* _Given instruction_: Report how many lines in the records below contain the word "Settembre". Give only the number.

*** Records shown

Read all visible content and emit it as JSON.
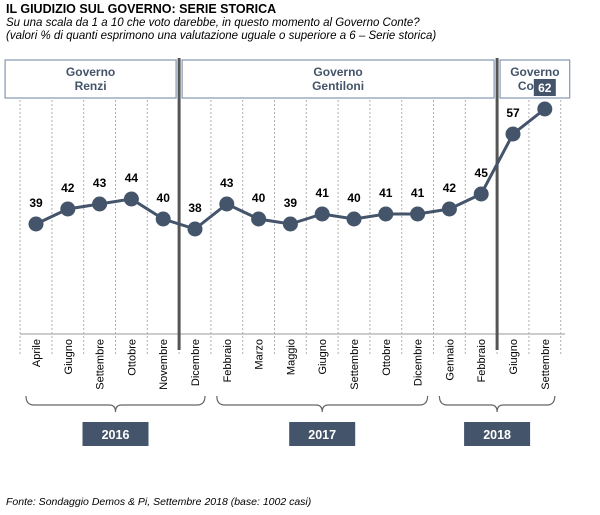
{
  "header": {
    "title": "IL GIUDIZIO  SUL GOVERNO: SERIE STORICA",
    "subtitle_line1": "Su una scala da 1 a 10 che voto darebbe, in questo momento al Governo Conte?",
    "subtitle_line2": "(valori % di quanti esprimono una valutazione uguale o superiore a 6 – Serie storica)"
  },
  "footnote": "Fonte: Sondaggio Demos & Pi, Settembre 2018 (base: 1002 casi)",
  "colors": {
    "line": "#44546a",
    "box_border": "#8496b0",
    "box_text": "#44546a",
    "year_box": "#44546a",
    "highlight": "#44546a"
  },
  "governments": [
    {
      "line1": "Governo",
      "line2": "Renzi"
    },
    {
      "line1": "Governo",
      "line2": "Gentiloni"
    },
    {
      "line1": "Governo",
      "line2": "Conte"
    }
  ],
  "years": [
    "2016",
    "2017",
    "2018"
  ],
  "chart_data": {
    "type": "line",
    "categories": [
      "Aprile",
      "Giugno",
      "Settembre",
      "Ottobre",
      "Novembre",
      "Dicembre",
      "Febbraio",
      "Marzo",
      "Maggio",
      "Giugno",
      "Settembre",
      "Ottobre",
      "Dicembre",
      "Gennaio",
      "Febbraio",
      "Giugno",
      "Settembre"
    ],
    "values": [
      39,
      42,
      43,
      44,
      40,
      38,
      43,
      40,
      39,
      41,
      40,
      41,
      41,
      42,
      45,
      57,
      62
    ],
    "ylim": [
      0,
      100
    ],
    "grid": "vertical dashed",
    "highlight_last": true
  }
}
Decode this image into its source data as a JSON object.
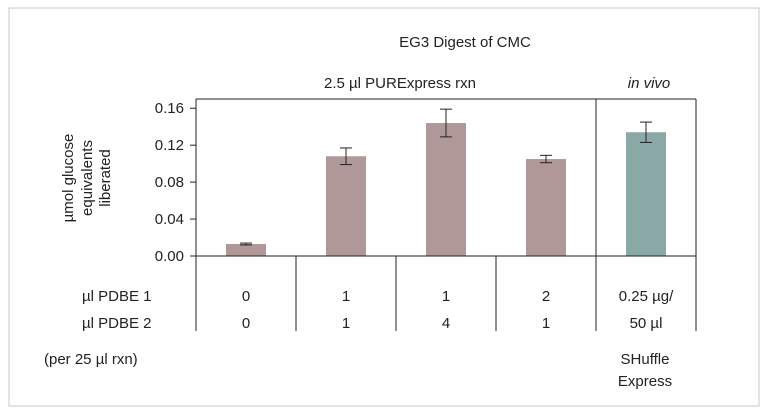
{
  "chart_data": {
    "type": "bar",
    "title": "EG3 Digest of CMC",
    "group_labels": [
      "2.5 µl PURExpress rxn",
      "in vivo"
    ],
    "ylabel_lines": [
      "µmol glucose",
      "equivalents",
      "liberated"
    ],
    "ylim": [
      0,
      0.17
    ],
    "yticks": [
      "0.00",
      "0.04",
      "0.08",
      "0.12",
      "0.16"
    ],
    "ytick_values": [
      0,
      0.04,
      0.08,
      0.12,
      0.16
    ],
    "grid": false,
    "legend": "none",
    "bars": [
      {
        "value": 0.013,
        "error": 0.001,
        "color": "#b09898"
      },
      {
        "value": 0.108,
        "error": 0.009,
        "color": "#b09898"
      },
      {
        "value": 0.144,
        "error": 0.015,
        "color": "#b09898"
      },
      {
        "value": 0.105,
        "error": 0.004,
        "color": "#b09898"
      },
      {
        "value": 0.134,
        "error": 0.011,
        "color": "#8aa8a5"
      }
    ],
    "table": {
      "row_labels": [
        "µl PDBE 1",
        "µl PDBE 2",
        "(per 25 µl rxn)"
      ],
      "pdbe1": [
        "0",
        "1",
        "1",
        "2",
        "0.25 µg/"
      ],
      "pdbe2": [
        "0",
        "1",
        "4",
        "1",
        "50 µl"
      ],
      "footnote_lines": [
        "SHuffle",
        "Express"
      ]
    }
  }
}
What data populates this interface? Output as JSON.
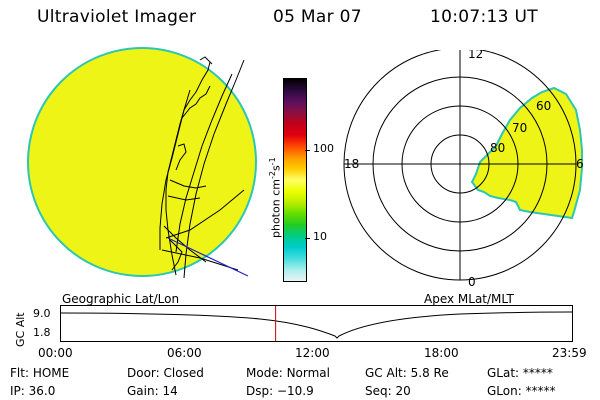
{
  "header": {
    "title": "Ultraviolet Imager",
    "date": "05 Mar 07",
    "time": "10:07:13 UT"
  },
  "colorbar": {
    "label": "photon cm",
    "sup1": "-2",
    "mid": "s",
    "sup2": "-1",
    "tick_high": "100",
    "tick_low": "10",
    "colors": [
      "#000000",
      "#2b0a3d",
      "#5a0f5f",
      "#8a1040",
      "#c00018",
      "#e00010",
      "#ff4800",
      "#ff9900",
      "#ffcc00",
      "#ffff66",
      "#eeff00",
      "#bbee00",
      "#66dd00",
      "#22cc22",
      "#00cc88",
      "#00cccc",
      "#44dddd",
      "#aaeeee",
      "#e8f4f4"
    ]
  },
  "left_panel": {
    "label": "Geographic Lat/Lon",
    "fill_color": "#eef516",
    "edge_color": "#2bc6b4"
  },
  "right_panel": {
    "label": "Apex MLat/MLT",
    "labels": {
      "top": "12",
      "bottom": "0",
      "left": "18",
      "right": "6"
    },
    "lat_labels": [
      "60",
      "70",
      "80"
    ]
  },
  "altitude_plot": {
    "ylabel": "GC Alt",
    "yticks": [
      "9.0",
      "1.8"
    ],
    "xticks": [
      "00:00",
      "06:00",
      "12:00",
      "18:00",
      "23:59"
    ],
    "current_time_fraction": 0.42,
    "marker_color": "#cc0000"
  },
  "status": {
    "row1": [
      {
        "key": "Flt:",
        "value": "HOME"
      },
      {
        "key": "Door:",
        "value": "Closed"
      },
      {
        "key": "Mode:",
        "value": "Normal"
      },
      {
        "key": "GC Alt:",
        "value": "5.8 Re"
      },
      {
        "key": "GLat:",
        "value": "*****"
      }
    ],
    "row2": [
      {
        "key": "IP:",
        "value": "36.0"
      },
      {
        "key": "Gain:",
        "value": "14"
      },
      {
        "key": "Dsp:",
        "value": "−10.9"
      },
      {
        "key": "Seq:",
        "value": "20"
      },
      {
        "key": "GLon:",
        "value": "*****"
      }
    ]
  }
}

******

* _Result of this task_: 4